Texte d'étude:
↓↓↓
Les ministres fédéraux n’arrivent pas à s’entendre sur le budget. Le gouvernement a reçu comme mandat des capitalistes d’imposer dix milliards d’euros de coupes, tout en continuant à arroser les grandes entreprises et à augmenter les dépenses militaires. Ces coupes frapperaient directement les services utiles à la population, les allocations et les salaires, d’où les tensions entre partis, chacun craignant de perdre des électeurs.
Vooruit, l’ex-parti socialiste flamand, a déjà avalé plusieurs couleuvres qu’il risque de payer électoralement pour entrer au gouvernement : baisse des pensions, exclusion de centaines de milliers de chômeurs, compression du budget des soins de santé, détricotage du droit du travail, etc. Et son ministre, Frank Vandenbroucke, prévoit d’augmenter le prix des médicaments et de réaliser 1,8 milliard d’euros d’austérité supplémentaires en forçant les malades de longue durée à reprendre un emploi sous peine de perdre leur allocation, alors que le chômage et l’exploitation s’aggravent.
Pour sauver la face auprès de leurs électeurs et des syndicats, les ministres Vooruit agitent l’idée d’une taxe sur les millionnaires – sans y croire vraiment. Fin octobre, ils s’opposaient encore, en paroles, à la proposition de Bart De Wever d’un saut d’index et d’une hausse de la TVA, mesures qui gèleraient les salaires et augmenteraient les prix.
Les dirigeants de Vooruit, malgré leurs promesses de campagne et leurs gesticulations acceptent de mettre en œuvre le programme de la bourgeoisie contre la population.
↑↑↑
Citez, s'il vous plaît, le texte sur le budget fédéral entre « Pour sauver la » et « contre la population. », bornes incluses. Les entrées suivantes proviennent d'une autre source.

Données brutes:
↓↓↓
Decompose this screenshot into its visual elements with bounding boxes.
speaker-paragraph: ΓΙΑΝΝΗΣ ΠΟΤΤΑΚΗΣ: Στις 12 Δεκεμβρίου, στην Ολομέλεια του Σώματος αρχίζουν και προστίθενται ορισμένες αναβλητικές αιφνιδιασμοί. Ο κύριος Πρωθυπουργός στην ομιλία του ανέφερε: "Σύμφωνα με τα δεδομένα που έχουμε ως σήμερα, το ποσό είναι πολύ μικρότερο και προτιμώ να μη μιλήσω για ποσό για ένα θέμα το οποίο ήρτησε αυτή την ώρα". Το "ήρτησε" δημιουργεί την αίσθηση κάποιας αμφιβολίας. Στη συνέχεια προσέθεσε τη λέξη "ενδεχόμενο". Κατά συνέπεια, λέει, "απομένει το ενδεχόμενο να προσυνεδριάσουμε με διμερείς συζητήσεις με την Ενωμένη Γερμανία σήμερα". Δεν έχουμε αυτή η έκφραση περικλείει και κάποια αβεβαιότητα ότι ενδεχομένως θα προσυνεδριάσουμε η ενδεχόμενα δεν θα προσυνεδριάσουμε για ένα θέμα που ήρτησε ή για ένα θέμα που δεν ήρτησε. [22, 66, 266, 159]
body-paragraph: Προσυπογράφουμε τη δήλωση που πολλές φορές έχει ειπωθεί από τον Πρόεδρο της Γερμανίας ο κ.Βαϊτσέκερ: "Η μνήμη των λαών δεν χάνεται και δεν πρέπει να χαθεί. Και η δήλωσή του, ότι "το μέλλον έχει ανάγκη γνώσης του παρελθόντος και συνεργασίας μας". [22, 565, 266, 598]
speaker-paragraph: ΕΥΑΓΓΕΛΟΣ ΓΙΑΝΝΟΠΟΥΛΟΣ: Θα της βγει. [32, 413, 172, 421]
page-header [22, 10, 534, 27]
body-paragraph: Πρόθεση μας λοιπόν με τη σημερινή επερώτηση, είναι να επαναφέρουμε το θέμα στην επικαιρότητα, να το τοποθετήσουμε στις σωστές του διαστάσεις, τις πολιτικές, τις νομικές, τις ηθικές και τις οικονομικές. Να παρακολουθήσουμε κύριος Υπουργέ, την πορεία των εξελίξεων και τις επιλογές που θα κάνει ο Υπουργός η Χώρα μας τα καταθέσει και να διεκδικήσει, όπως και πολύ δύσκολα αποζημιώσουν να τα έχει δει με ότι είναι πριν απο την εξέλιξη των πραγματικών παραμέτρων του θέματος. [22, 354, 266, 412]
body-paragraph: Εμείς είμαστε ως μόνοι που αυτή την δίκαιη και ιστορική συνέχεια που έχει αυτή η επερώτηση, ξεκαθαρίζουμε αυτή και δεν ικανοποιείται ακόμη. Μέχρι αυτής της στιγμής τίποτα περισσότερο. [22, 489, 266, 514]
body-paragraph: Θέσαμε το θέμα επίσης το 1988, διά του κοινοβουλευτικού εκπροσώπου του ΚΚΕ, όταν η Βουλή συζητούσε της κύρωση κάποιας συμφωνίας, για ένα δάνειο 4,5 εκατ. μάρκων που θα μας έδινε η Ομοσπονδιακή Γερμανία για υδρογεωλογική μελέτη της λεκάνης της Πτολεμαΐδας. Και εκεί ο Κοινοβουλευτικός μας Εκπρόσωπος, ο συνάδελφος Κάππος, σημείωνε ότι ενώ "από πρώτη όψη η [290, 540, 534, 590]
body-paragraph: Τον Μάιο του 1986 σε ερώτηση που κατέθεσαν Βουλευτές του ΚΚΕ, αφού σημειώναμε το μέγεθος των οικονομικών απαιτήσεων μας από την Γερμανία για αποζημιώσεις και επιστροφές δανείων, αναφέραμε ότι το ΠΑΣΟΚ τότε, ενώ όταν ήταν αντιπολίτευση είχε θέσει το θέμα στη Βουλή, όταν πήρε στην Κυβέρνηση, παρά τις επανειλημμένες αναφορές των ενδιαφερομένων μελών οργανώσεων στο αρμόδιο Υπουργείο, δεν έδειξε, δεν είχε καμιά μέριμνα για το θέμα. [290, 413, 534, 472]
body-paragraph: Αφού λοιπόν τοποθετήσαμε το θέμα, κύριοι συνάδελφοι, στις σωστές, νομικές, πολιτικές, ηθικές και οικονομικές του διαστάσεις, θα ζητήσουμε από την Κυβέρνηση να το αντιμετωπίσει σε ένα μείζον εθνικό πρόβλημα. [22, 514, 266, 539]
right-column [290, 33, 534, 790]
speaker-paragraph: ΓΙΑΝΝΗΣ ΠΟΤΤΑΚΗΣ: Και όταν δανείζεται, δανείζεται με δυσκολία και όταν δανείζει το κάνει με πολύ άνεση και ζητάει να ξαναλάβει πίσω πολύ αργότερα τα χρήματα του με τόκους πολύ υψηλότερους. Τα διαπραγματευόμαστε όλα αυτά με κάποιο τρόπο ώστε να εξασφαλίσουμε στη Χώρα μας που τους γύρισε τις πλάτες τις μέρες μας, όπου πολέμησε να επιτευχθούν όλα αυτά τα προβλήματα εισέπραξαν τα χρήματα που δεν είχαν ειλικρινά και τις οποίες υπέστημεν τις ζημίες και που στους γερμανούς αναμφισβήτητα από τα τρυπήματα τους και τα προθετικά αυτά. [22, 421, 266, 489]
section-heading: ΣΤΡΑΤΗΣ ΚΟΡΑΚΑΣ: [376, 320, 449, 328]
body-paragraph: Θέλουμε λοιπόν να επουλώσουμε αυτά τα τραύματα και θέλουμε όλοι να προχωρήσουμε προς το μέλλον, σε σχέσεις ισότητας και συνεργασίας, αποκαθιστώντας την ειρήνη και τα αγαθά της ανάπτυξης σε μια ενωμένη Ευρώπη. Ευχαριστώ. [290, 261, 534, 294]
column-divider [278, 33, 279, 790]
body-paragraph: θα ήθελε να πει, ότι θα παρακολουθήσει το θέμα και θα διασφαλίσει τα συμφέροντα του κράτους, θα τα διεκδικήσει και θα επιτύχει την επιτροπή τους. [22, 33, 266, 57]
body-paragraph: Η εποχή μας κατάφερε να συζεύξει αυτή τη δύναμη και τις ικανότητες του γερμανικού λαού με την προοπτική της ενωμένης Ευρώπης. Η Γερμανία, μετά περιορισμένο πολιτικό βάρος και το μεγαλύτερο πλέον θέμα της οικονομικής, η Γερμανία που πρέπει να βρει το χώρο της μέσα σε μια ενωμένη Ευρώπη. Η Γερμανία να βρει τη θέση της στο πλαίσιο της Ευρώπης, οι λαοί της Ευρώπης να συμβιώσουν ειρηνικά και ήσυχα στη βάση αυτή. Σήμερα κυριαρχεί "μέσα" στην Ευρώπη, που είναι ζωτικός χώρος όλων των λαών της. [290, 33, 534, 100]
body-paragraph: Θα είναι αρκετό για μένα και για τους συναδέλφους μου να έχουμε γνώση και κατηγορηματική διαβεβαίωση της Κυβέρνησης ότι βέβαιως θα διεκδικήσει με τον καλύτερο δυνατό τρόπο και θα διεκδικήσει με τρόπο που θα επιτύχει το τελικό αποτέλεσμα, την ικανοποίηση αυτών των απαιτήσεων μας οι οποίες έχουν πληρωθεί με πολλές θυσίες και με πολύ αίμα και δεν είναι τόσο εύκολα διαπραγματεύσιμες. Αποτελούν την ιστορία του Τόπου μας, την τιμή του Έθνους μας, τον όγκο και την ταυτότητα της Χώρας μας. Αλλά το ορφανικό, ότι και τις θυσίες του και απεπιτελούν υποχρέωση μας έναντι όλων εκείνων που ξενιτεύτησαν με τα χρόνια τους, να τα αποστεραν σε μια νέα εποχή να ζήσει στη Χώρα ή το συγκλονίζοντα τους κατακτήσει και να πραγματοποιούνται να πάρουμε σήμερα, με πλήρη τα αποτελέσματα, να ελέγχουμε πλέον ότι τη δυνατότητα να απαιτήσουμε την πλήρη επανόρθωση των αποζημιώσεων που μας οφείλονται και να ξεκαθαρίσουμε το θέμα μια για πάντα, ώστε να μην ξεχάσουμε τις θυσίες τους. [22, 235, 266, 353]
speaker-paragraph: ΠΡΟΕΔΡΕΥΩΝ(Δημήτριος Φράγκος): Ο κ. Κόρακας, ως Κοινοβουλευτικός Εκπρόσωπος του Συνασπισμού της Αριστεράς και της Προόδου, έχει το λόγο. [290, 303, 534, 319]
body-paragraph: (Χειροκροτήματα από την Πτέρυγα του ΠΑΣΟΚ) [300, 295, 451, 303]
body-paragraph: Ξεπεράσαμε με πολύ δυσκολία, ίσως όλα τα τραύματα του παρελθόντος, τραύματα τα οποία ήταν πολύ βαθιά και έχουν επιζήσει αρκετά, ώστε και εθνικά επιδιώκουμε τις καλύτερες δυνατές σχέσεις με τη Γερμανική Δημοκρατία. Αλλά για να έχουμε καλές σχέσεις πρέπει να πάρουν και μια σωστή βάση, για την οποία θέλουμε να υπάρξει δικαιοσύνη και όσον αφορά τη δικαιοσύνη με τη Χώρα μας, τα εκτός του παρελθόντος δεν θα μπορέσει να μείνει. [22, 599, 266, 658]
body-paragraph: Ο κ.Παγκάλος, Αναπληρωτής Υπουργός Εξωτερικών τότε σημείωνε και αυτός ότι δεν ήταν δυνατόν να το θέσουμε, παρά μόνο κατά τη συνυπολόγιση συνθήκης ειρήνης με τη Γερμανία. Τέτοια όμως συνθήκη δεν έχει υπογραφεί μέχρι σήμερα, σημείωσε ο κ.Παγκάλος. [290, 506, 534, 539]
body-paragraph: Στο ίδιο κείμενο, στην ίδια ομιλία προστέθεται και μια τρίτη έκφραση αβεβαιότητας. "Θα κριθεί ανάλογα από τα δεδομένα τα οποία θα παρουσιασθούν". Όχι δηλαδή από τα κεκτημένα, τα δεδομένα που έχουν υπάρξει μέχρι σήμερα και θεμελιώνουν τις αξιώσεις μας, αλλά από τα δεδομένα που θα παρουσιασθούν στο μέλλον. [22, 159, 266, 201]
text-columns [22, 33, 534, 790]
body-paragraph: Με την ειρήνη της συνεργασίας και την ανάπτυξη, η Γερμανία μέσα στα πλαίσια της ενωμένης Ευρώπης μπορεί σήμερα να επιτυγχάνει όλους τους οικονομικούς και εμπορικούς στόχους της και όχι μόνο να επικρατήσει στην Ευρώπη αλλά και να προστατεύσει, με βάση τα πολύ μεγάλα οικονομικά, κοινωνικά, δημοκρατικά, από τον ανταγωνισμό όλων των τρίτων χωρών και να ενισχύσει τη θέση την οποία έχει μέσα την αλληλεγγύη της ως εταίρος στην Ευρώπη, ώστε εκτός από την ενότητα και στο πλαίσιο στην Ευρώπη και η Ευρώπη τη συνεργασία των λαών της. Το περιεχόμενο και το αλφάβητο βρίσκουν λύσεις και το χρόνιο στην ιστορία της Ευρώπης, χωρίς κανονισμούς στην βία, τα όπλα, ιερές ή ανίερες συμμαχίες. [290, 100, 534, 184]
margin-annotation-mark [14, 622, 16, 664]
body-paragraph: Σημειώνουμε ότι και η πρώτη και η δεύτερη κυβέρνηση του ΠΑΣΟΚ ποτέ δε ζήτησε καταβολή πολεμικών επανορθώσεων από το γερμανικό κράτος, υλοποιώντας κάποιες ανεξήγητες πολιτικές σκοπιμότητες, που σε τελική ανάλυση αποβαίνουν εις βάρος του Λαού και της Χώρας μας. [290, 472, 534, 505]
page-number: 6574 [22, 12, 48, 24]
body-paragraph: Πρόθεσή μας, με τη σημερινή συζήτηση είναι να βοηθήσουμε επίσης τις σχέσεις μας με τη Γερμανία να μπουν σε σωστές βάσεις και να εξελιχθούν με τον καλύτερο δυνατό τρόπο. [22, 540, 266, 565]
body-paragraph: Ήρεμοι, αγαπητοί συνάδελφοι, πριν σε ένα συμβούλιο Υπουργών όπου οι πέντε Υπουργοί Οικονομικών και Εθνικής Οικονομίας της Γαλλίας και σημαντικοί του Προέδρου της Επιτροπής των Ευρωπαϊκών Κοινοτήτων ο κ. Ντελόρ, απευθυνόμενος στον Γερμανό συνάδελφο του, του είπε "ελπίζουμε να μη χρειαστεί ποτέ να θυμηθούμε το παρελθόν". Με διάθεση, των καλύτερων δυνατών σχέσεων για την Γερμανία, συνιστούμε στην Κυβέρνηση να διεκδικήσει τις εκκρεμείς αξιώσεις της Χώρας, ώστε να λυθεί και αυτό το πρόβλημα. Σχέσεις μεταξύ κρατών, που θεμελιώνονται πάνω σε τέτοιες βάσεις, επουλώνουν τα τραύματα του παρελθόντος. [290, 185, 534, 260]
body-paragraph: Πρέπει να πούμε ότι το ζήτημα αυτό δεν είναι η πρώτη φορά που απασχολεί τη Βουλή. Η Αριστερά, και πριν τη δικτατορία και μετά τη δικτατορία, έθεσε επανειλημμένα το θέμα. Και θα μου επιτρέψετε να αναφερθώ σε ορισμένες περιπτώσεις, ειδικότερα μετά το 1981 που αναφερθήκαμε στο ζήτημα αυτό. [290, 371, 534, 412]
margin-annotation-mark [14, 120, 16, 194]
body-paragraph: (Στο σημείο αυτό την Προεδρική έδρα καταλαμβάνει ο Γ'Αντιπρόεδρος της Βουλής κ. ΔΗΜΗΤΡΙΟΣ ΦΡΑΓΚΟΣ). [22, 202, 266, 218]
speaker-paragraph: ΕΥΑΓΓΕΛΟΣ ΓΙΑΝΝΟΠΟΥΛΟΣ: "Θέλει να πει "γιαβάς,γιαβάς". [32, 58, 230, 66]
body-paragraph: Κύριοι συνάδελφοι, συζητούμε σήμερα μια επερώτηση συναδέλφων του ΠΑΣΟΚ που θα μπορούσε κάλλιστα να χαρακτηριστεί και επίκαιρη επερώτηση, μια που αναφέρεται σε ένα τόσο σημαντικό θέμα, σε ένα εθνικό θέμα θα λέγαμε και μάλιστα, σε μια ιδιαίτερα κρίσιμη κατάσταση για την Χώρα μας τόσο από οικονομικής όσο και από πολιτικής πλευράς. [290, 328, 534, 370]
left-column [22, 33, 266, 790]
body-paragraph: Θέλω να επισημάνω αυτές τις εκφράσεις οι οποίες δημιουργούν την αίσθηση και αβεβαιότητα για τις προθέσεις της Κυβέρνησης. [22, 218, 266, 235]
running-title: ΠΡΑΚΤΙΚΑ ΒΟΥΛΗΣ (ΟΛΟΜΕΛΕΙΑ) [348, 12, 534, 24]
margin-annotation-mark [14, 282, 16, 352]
↑↑↑
Résultat de l'exercice:
Pour sauver la face auprès de leurs électeurs et des syndicats, les ministres Vooruit agitent l’idée d’une taxe sur les millionnaires – sans y croire vraiment. Fin octobre, ils s’opposaient encore, en paroles, à la proposition de Bart De Wever d’un saut d’index et d’une hausse de la TVA, mesures qui gèleraient les salaires et augmenteraient les prix.
Les dirigeants de Vooruit, malgré leurs promesses de campagne et leurs gesticulations acceptent de mettre en œuvre le programme de la bourgeoisie contre la population.